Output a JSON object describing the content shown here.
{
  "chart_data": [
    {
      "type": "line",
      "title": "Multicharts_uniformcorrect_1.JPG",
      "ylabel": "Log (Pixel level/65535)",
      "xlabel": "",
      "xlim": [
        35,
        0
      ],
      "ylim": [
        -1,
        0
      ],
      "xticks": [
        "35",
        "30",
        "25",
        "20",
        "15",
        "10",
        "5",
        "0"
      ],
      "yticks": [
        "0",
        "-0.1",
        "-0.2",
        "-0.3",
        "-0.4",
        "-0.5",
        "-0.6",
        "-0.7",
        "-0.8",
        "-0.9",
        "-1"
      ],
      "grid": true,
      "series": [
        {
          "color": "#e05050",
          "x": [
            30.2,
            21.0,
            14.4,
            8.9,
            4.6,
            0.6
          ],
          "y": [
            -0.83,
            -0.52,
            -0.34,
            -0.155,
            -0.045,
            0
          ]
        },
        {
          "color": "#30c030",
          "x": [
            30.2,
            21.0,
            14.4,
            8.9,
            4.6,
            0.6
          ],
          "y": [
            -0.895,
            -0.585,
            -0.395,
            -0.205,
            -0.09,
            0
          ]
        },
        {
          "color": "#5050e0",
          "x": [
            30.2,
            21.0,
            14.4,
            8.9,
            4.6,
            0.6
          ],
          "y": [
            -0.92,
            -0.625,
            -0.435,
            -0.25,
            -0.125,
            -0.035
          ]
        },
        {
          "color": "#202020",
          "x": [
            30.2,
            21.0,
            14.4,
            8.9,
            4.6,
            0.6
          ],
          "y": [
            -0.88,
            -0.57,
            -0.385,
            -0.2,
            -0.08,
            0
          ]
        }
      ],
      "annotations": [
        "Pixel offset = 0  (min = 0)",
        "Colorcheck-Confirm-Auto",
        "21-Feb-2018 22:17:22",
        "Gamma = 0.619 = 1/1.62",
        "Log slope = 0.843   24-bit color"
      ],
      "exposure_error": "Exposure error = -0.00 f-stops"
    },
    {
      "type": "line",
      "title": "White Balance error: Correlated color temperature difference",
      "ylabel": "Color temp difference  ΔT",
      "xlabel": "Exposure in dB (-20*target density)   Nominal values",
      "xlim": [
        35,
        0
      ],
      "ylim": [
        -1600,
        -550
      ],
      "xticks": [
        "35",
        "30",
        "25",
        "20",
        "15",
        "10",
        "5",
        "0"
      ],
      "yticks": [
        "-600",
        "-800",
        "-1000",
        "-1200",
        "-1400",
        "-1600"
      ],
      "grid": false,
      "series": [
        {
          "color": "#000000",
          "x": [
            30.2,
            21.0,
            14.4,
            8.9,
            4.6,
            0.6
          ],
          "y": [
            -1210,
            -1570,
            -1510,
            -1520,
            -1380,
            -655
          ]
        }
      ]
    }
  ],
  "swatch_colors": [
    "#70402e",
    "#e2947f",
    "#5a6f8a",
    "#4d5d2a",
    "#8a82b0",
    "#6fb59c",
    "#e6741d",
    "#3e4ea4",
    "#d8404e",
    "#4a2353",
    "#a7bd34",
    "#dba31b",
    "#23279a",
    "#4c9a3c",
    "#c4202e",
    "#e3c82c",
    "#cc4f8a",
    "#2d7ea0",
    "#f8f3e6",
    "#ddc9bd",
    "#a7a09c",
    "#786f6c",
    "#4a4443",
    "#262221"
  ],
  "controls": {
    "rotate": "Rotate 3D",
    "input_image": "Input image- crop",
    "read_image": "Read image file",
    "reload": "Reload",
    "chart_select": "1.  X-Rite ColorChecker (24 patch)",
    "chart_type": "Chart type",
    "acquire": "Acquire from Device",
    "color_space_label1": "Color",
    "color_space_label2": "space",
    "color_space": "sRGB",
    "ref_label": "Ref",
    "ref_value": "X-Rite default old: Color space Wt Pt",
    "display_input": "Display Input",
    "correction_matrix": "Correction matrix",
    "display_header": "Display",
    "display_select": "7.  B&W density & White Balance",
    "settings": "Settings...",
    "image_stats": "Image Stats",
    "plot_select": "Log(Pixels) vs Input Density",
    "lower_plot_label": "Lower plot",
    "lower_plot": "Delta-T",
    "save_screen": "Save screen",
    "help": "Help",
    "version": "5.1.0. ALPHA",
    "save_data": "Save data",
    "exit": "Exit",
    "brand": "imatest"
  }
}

◇ ◇ ◇ ◇

:: Aim ::
Compute how many lines include the string "Exposure", then give that number by itself.

:: Correct answer ::
2